# [AIM]
Copy the lines holding the word "dinero", all of them.

# [EXCERPTED RECORDS]
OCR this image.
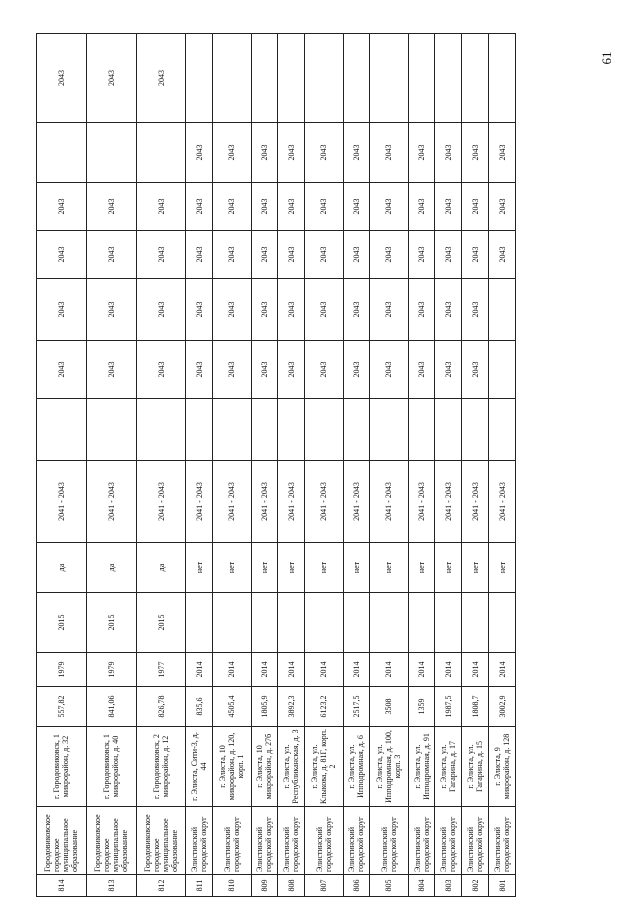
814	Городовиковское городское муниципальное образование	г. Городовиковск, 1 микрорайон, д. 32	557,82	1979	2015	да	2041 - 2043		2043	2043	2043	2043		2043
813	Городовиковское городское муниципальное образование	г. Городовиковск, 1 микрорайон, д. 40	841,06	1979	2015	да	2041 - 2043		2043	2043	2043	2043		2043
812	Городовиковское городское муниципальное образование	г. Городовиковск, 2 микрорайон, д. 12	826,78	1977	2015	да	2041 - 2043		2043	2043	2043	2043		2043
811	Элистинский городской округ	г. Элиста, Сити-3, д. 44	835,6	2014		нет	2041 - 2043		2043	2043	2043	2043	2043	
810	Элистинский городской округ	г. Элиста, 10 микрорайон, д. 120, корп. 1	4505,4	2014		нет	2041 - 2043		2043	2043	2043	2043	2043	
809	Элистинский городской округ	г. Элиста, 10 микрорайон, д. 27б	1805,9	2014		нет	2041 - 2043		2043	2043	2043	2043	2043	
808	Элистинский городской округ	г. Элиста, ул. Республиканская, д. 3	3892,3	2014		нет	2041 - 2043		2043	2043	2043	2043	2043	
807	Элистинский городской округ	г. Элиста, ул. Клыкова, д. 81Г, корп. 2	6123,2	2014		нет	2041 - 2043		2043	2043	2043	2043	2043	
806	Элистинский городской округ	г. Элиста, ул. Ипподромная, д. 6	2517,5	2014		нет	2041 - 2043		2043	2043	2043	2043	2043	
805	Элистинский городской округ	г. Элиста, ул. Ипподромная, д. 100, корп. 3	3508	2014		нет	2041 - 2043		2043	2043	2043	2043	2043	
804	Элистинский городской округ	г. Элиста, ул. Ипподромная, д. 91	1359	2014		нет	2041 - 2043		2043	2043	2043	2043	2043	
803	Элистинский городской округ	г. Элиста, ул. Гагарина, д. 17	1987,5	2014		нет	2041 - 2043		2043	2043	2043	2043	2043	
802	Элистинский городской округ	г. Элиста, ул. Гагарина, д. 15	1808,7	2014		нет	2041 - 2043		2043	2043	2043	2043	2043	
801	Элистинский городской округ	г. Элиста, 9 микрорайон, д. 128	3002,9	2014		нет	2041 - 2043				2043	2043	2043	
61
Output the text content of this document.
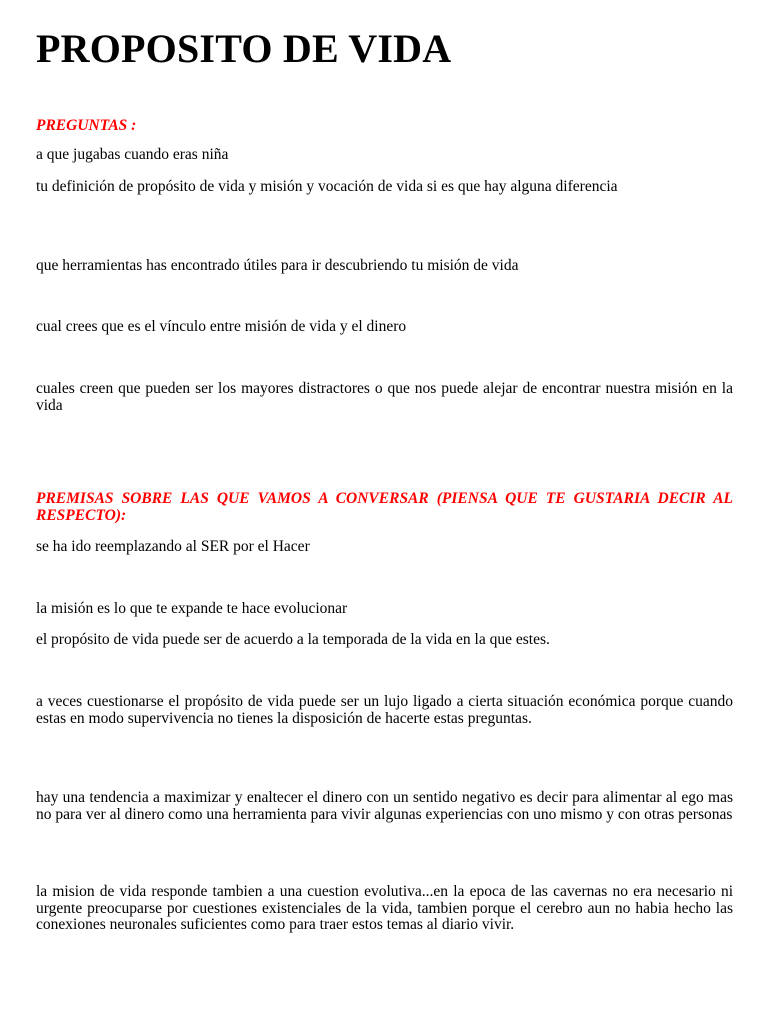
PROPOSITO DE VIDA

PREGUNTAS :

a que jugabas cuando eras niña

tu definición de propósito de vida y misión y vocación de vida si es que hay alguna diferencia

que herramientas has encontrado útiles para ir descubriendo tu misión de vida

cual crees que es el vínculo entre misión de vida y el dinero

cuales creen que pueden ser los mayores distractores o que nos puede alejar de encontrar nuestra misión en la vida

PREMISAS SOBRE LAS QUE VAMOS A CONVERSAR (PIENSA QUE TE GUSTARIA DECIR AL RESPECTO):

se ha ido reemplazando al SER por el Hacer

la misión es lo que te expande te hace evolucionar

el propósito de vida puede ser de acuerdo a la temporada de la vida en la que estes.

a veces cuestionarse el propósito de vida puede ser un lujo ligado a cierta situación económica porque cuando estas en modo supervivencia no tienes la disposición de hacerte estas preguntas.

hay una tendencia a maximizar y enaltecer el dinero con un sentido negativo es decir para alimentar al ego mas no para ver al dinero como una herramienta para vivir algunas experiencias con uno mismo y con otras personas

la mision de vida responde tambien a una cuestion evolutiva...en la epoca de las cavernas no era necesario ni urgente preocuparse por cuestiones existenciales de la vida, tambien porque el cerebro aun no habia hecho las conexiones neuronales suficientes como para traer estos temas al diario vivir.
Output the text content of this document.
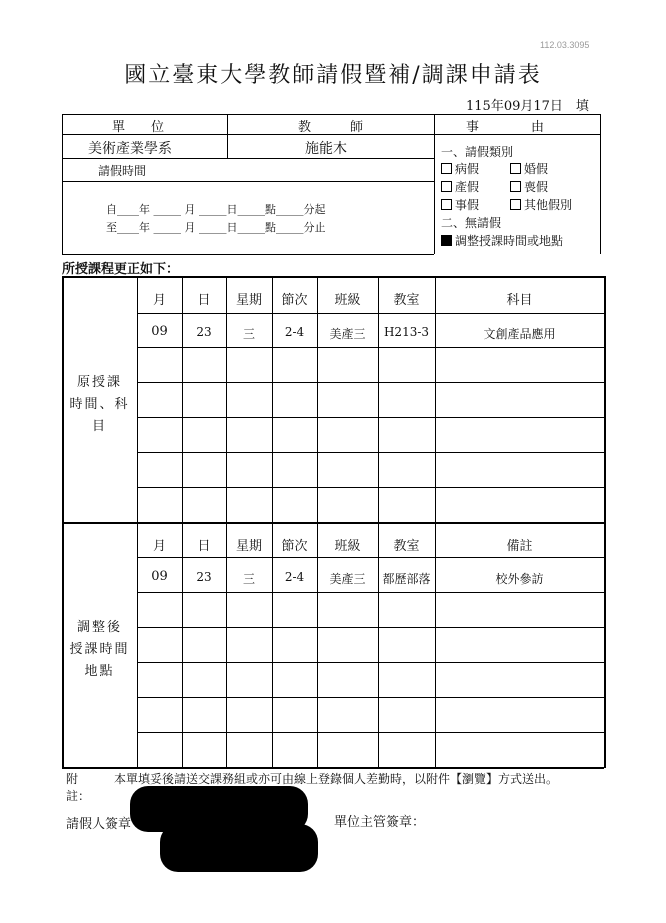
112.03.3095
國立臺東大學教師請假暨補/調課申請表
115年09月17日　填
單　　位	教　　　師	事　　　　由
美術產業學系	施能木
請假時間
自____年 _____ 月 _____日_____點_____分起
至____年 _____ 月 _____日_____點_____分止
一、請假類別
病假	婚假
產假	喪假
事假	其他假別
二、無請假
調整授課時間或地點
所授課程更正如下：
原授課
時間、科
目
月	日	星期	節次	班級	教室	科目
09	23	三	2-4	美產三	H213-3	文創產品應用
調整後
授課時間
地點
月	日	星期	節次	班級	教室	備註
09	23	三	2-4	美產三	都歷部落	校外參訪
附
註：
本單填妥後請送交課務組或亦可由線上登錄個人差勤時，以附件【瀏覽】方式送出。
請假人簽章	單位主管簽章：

# [CORRECT ANSWER]
cual crees que es el vínculo entre misión de vida y el dinero
hay una tendencia a maximizar y enaltecer el dinero con un sentido negativo es decir para alimentar al ego mas no para ver al dinero como una herramienta para vivir algunas experiencias con uno mismo y con otras personas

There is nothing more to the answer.